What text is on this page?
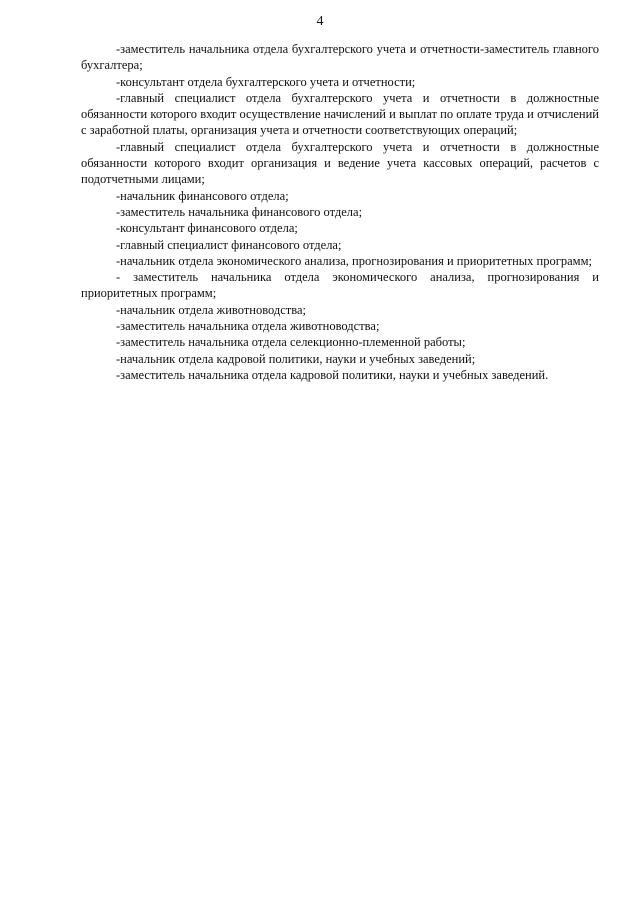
4

-заместитель начальника отдела бухгалтерского учета и отчетности-заместитель главного бухгалтера;

-консультант отдела бухгалтерского учета и отчетности;

-главный специалист отдела бухгалтерского учета и отчетности в должностные обязанности которого входит осуществление начислений и выплат по оплате труда и отчислений с заработной платы, организация учета и отчетности соответствующих операций;

-главный специалист отдела бухгалтерского учета и отчетности в должностные обязанности которого входит организация и ведение учета кассовых операций, расчетов с подотчетными лицами;

-начальник финансового отдела;

-заместитель начальника финансового отдела;

-консультант финансового отдела;

-главный специалист финансового отдела;

-начальник отдела экономического анализа, прогнозирования и приоритетных программ;

- заместитель начальника отдела экономического анализа, прогнозирования и приоритетных программ;

-начальник отдела животноводства;

-заместитель начальника отдела животноводства;

-заместитель начальника отдела селекционно-племенной работы;

-начальник отдела кадровой политики, науки и учебных заведений;

-заместитель начальника отдела кадровой политики, науки и учебных заведений.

EXERCISE TASK — Reproduce the full material exactly, excluding the pictures.

RESPONSE —
What text is on this page?
4

-заместитель начальника отдела бухгалтерского учета и отчетности-заместитель главного бухгалтера;

-консультант отдела бухгалтерского учета и отчетности;

-главный специалист отдела бухгалтерского учета и отчетности в должностные обязанности которого входит осуществление начислений и выплат по оплате труда и отчислений с заработной платы, организация учета и отчетности соответствующих операций;

-главный специалист отдела бухгалтерского учета и отчетности в должностные обязанности которого входит организация и ведение учета кассовых операций, расчетов с подотчетными лицами;

-начальник финансового отдела;

-заместитель начальника финансового отдела;

-консультант финансового отдела;

-главный специалист финансового отдела;

-начальник отдела экономического анализа, прогнозирования и приоритетных программ;

- заместитель начальника отдела экономического анализа, прогнозирования и приоритетных программ;

-начальник отдела животноводства;

-заместитель начальника отдела животноводства;

-заместитель начальника отдела селекционно-племенной работы;

-начальник отдела кадровой политики, науки и учебных заведений;

-заместитель начальника отдела кадровой политики, науки и учебных заведений.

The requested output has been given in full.